[Written exercise]: Report the count of lines where the string "What" appears, and nothing else.

[Task inputs]:
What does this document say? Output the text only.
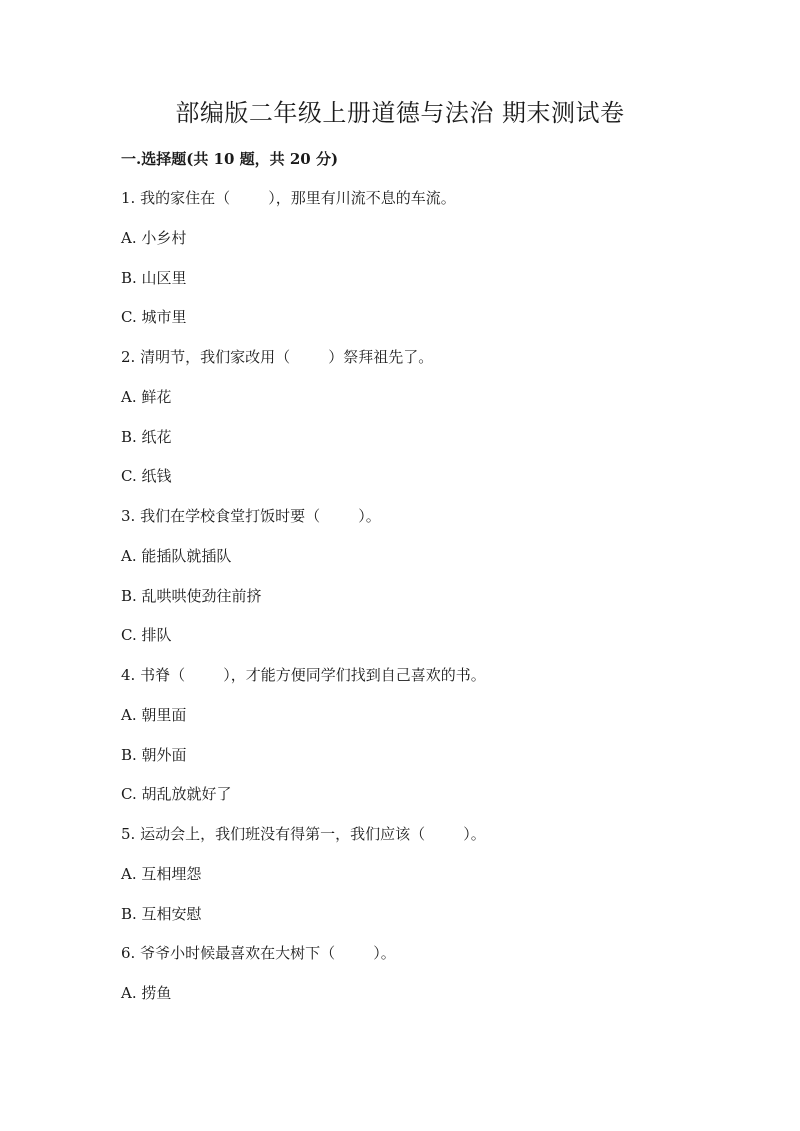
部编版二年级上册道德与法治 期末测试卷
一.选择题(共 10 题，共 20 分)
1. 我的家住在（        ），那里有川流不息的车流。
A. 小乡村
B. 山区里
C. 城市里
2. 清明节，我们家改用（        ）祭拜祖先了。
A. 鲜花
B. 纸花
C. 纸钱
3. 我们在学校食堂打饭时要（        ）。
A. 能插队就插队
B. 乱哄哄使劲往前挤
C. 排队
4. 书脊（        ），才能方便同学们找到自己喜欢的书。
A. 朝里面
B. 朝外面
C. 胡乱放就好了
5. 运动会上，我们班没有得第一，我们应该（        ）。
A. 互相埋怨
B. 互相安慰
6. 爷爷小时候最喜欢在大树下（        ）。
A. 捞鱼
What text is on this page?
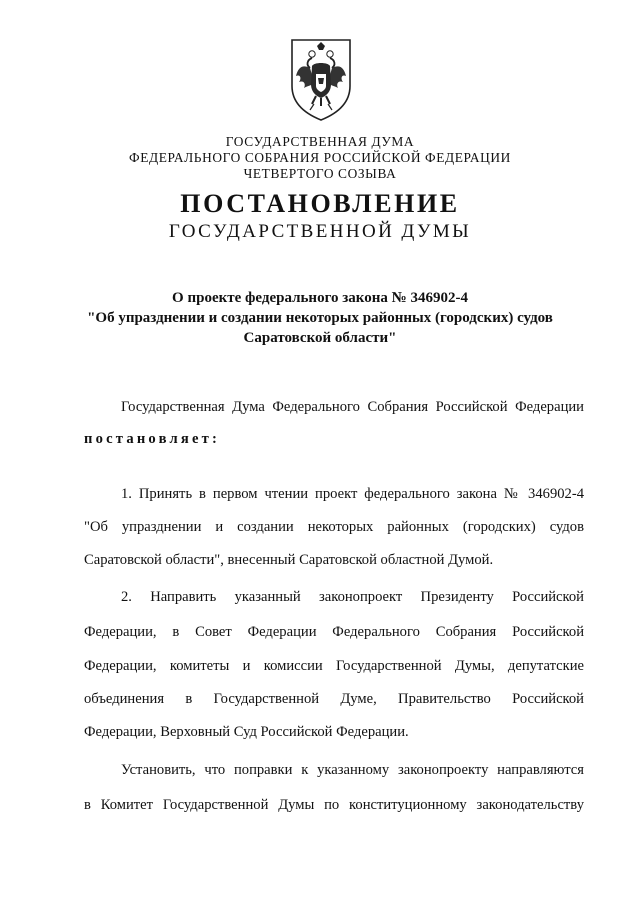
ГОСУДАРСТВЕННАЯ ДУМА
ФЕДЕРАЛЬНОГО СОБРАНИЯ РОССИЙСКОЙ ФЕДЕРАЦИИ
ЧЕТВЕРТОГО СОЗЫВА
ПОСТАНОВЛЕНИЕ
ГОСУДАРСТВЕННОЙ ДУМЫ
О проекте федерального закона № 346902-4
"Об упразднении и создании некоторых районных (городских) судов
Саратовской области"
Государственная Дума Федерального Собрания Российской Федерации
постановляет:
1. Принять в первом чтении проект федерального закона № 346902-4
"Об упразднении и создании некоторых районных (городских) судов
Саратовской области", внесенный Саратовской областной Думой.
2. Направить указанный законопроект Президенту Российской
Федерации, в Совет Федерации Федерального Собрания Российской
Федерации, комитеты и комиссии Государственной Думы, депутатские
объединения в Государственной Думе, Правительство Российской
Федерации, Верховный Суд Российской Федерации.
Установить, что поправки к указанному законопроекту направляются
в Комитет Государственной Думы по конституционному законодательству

--

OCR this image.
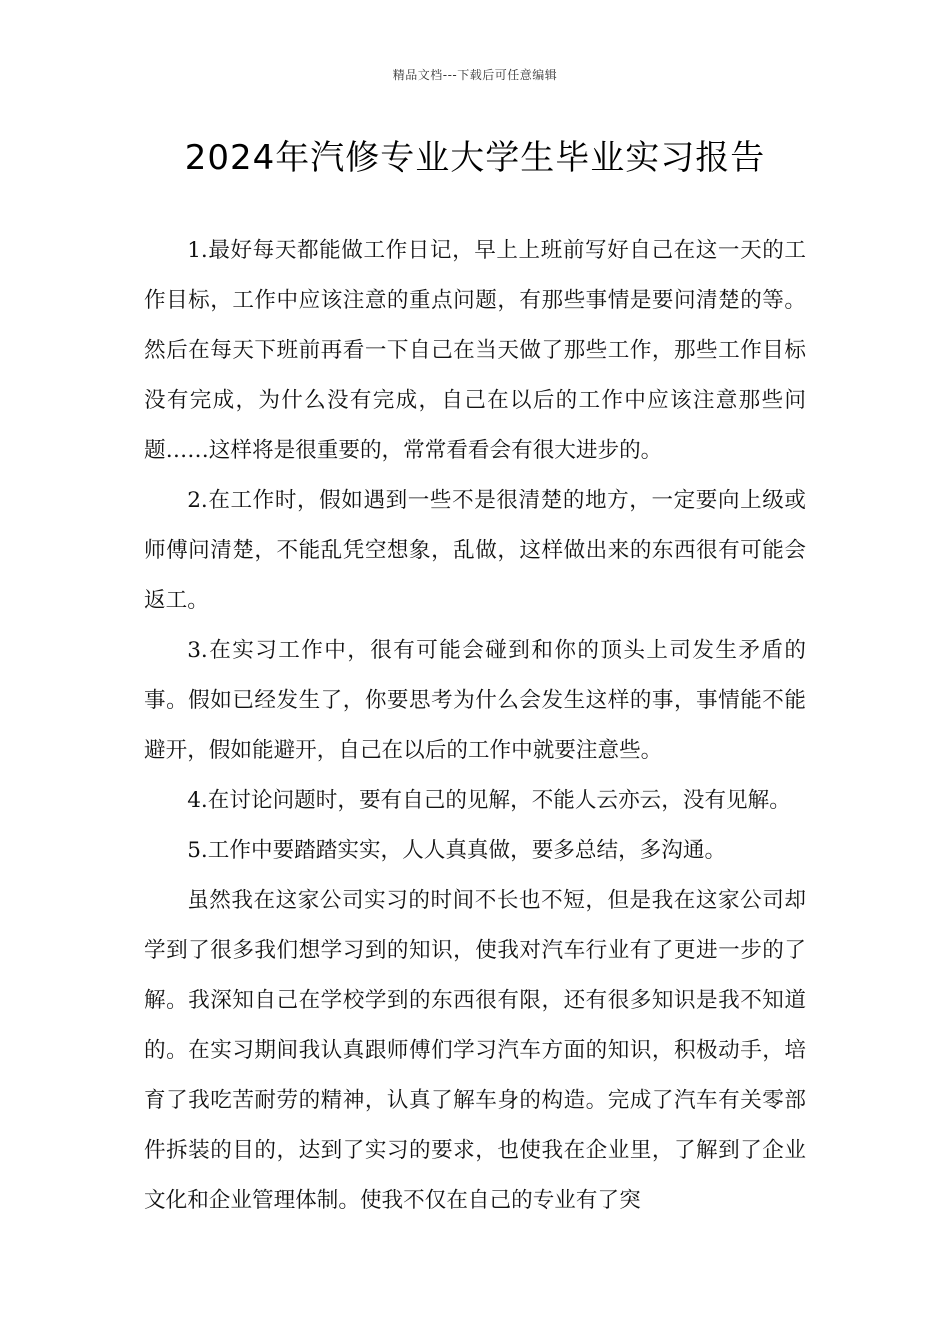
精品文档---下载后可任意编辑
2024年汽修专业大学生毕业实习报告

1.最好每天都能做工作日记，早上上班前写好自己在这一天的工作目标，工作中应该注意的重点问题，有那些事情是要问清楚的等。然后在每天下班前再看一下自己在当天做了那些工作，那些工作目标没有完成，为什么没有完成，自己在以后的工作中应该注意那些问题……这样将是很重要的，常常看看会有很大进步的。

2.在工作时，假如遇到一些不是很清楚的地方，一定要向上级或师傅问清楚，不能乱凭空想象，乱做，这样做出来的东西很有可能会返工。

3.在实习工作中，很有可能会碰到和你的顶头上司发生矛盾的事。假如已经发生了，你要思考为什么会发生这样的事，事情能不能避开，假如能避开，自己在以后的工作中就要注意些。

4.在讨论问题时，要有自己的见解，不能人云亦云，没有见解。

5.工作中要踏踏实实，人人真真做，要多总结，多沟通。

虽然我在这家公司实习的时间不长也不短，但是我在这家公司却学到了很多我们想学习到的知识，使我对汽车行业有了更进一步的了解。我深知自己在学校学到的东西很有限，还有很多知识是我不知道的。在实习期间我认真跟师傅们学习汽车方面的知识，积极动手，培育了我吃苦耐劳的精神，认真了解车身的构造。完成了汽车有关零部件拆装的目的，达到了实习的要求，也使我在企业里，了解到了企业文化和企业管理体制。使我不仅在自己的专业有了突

==

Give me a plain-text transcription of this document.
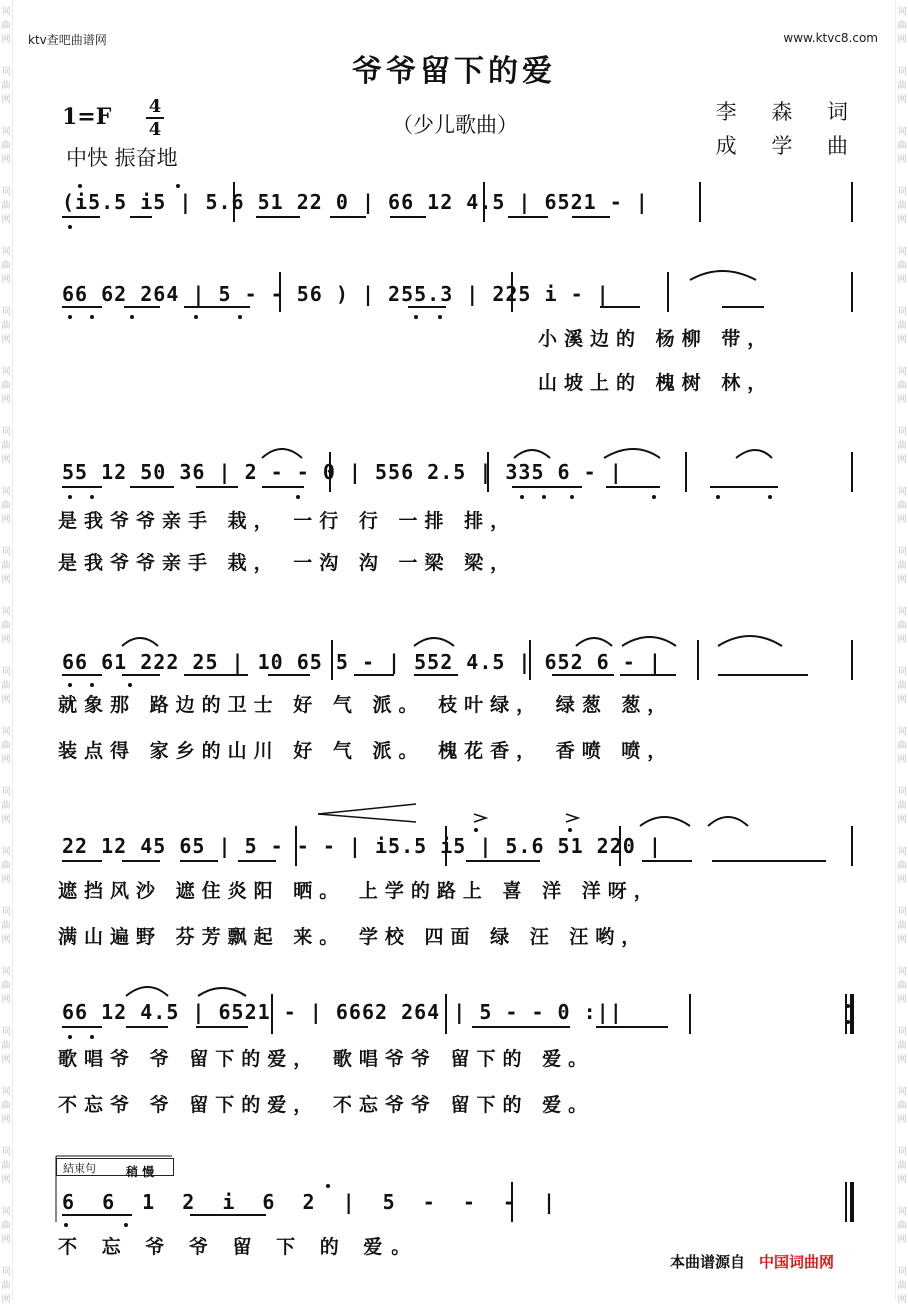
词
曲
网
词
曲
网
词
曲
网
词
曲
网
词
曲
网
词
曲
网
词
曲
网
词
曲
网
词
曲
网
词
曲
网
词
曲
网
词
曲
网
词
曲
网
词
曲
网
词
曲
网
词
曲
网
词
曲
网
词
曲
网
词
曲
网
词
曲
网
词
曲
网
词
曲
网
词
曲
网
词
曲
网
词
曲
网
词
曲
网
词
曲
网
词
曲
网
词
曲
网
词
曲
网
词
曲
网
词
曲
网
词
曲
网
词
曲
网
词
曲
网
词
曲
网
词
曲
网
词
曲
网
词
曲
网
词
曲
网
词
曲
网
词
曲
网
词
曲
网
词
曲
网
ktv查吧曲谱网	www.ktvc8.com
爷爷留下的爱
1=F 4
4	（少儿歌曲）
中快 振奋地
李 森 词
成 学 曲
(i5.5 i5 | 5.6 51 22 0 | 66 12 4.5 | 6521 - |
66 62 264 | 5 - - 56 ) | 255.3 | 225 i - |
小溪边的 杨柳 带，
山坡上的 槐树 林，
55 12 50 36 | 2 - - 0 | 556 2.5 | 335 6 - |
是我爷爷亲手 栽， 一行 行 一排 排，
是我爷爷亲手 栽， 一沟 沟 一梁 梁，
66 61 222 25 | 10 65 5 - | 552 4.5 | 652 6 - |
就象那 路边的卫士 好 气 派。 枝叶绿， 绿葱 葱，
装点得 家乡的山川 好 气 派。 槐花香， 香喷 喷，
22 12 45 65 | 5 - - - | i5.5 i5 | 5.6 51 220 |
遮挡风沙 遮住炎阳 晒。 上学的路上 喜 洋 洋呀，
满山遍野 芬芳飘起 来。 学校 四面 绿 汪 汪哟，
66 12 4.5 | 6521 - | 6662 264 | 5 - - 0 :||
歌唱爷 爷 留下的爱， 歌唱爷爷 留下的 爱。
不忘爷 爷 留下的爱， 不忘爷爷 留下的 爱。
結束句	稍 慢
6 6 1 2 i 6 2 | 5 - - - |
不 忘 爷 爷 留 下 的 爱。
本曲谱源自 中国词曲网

[Solution to the exercise]: 2